**Task to carry out**
Reproduce the listing that follows with no differences at all.
[start Dataset excerpts]
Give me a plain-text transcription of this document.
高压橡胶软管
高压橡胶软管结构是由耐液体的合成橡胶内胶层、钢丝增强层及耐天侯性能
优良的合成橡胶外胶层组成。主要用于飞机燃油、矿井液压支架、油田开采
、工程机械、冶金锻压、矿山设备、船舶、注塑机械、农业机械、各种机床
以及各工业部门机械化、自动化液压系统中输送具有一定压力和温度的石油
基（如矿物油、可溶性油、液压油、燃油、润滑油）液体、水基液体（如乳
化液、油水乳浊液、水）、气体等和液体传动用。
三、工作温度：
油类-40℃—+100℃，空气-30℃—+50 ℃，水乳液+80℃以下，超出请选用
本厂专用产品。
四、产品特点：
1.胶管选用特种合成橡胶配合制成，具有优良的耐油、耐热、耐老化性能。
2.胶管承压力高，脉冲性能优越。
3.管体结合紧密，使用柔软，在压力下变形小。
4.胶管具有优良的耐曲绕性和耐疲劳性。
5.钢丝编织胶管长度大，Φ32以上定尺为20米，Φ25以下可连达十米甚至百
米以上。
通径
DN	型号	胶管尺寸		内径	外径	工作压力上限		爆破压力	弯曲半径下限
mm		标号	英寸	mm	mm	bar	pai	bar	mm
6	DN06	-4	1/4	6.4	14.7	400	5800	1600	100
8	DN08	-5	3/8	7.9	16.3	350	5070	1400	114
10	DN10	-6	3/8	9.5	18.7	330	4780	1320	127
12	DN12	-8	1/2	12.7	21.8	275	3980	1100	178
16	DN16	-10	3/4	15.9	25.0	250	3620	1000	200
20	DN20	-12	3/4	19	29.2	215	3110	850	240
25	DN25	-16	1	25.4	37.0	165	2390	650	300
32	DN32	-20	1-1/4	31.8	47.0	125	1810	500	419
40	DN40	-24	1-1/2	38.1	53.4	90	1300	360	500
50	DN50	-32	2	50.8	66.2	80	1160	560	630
[end Dataset excerpts]
**Result**
Give me a plain-text transcription of this document.
高压橡胶软管
高压橡胶软管结构是由耐液体的合成橡胶内胶层、钢丝增强层及耐天侯性能
优良的合成橡胶外胶层组成。主要用于飞机燃油、矿井液压支架、油田开采
、工程机械、冶金锻压、矿山设备、船舶、注塑机械、农业机械、各种机床
以及各工业部门机械化、自动化液压系统中输送具有一定压力和温度的石油
基（如矿物油、可溶性油、液压油、燃油、润滑油）液体、水基液体（如乳
化液、油水乳浊液、水）、气体等和液体传动用。
三、工作温度：
油类-40℃—+100℃，空气-30℃—+50 ℃，水乳液+80℃以下，超出请选用
本厂专用产品。
四、产品特点：
1.胶管选用特种合成橡胶配合制成，具有优良的耐油、耐热、耐老化性能。
2.胶管承压力高，脉冲性能优越。
3.管体结合紧密，使用柔软，在压力下变形小。
4.胶管具有优良的耐曲绕性和耐疲劳性。
5.钢丝编织胶管长度大，Φ32以上定尺为20米，Φ25以下可连达十米甚至百
米以上。
通径
DN	型号	胶管尺寸		内径	外径	工作压力上限		爆破压力	弯曲半径下限
mm		标号	英寸	mm	mm	bar	pai	bar	mm
6	DN06	-4	1/4	6.4	14.7	400	5800	1600	100
8	DN08	-5	3/8	7.9	16.3	350	5070	1400	114
10	DN10	-6	3/8	9.5	18.7	330	4780	1320	127
12	DN12	-8	1/2	12.7	21.8	275	3980	1100	178
16	DN16	-10	3/4	15.9	25.0	250	3620	1000	200
20	DN20	-12	3/4	19	29.2	215	3110	850	240
25	DN25	-16	1	25.4	37.0	165	2390	650	300
32	DN32	-20	1-1/4	31.8	47.0	125	1810	500	419
40	DN40	-24	1-1/2	38.1	53.4	90	1300	360	500
50	DN50	-32	2	50.8	66.2	80	1160	560	630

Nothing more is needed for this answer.